Funny Games

(Michael Haneke, Austria, 1997)


Austrian director Michael Haneke (Benny’s Video, 1992) is among art cinema’s severest conceptualists.

Like some unholy amalgam of Peter Greenaway and Paul Cox, Haneke is unstinting in his contempt for conventional Hollywood entertainment – and in his search for newer, more challenging and intellectually engaging forms of film narrative.

What sets Haneke apart from his equally stringent and moralistic neighbours in world cinema is his willingness to mimic what he most hates – and thereby to address and attack the monster of mass culture from right inside the belly of the beast.

The striking Funny Games is Haneke’s professorial pastiche of a typically ultra-violent modern thriller.

In outline – and sometimes in essence – it is little different from dozens of bare, chilling psycho-slasher films made over the preceding twenty years. Two baby-faced, fastidious young men, Peter (Frank Giering) and Paul (Arno Frisch), disrupt the holiday idyll of Anna (Susanne Lothar), Georg (Ulrich Mühe) and their young son Georgie (Stefan Clapczynski).


Most of the action is devoted to the funny games of torture – both psychological and physical – through which the psychopathic pair put their captive victims. Other interludes and side details – such as glimpses of other families in the outside world, and a passage of time where the thugs disappear – merely serve to prolong and heighten the excruciating levels of dread and tension.

:::::

[INSTRUCTION]: In the review of Funny Games, which actor plays the character Paul? The listing after this has no part in the work.

:::::

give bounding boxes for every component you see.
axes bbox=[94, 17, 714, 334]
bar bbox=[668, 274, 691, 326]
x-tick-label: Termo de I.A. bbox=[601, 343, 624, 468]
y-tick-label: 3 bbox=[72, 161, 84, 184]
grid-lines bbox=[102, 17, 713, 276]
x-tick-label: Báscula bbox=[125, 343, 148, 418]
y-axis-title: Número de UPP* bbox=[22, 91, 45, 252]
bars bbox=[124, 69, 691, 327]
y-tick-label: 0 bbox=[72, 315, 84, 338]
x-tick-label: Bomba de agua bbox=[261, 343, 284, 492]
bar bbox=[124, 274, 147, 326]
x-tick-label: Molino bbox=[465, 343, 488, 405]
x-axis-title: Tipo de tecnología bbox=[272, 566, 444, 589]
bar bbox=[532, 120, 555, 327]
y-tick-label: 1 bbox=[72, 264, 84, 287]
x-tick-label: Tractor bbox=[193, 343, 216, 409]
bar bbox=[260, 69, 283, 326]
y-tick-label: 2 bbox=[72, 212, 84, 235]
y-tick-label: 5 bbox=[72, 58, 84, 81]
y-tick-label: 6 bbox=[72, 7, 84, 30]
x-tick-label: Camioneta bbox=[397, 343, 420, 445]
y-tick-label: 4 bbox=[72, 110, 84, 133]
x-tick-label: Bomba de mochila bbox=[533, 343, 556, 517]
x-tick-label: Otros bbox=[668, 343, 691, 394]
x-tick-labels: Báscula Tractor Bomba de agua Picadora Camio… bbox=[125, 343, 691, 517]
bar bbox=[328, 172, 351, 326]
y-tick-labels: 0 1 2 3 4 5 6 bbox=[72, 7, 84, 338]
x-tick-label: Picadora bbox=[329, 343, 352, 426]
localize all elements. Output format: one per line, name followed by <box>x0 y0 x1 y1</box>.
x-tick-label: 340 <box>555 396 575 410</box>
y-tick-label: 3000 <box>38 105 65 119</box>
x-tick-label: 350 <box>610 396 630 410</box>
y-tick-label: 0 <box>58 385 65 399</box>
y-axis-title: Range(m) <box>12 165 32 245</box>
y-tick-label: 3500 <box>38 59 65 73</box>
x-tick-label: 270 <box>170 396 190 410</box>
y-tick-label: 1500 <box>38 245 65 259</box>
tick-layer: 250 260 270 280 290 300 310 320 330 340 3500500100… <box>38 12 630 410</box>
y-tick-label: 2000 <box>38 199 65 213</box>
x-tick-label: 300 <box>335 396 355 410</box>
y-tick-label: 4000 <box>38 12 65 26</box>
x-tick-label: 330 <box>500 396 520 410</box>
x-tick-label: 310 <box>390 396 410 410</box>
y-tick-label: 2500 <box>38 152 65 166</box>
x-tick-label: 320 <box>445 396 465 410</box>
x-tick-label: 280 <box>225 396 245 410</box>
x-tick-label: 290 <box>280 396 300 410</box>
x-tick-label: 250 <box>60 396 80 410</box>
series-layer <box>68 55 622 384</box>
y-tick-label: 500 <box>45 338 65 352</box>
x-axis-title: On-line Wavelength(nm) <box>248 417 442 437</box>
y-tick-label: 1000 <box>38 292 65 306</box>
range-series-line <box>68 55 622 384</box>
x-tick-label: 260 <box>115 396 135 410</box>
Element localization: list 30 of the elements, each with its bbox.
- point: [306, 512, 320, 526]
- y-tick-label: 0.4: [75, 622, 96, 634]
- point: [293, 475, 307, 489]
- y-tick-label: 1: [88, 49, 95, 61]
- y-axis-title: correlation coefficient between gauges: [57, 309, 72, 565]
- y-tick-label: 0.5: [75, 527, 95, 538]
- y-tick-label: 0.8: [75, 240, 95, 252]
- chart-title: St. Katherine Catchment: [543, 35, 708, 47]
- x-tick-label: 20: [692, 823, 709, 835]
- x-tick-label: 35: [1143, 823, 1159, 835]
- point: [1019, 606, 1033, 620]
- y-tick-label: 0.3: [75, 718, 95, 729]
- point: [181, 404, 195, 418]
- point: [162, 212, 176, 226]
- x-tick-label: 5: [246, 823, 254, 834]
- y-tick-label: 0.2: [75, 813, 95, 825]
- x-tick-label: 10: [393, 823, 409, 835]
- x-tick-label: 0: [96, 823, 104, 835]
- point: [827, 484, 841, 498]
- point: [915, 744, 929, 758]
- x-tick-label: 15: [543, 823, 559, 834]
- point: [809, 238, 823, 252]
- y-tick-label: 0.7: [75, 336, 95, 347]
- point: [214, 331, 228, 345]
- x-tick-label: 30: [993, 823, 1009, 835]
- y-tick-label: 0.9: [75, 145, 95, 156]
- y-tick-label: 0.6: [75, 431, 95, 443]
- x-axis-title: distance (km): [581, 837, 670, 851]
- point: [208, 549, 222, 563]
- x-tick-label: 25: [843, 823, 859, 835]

:::::

[THE SOLUTION]: Arno Frisch plays Paul.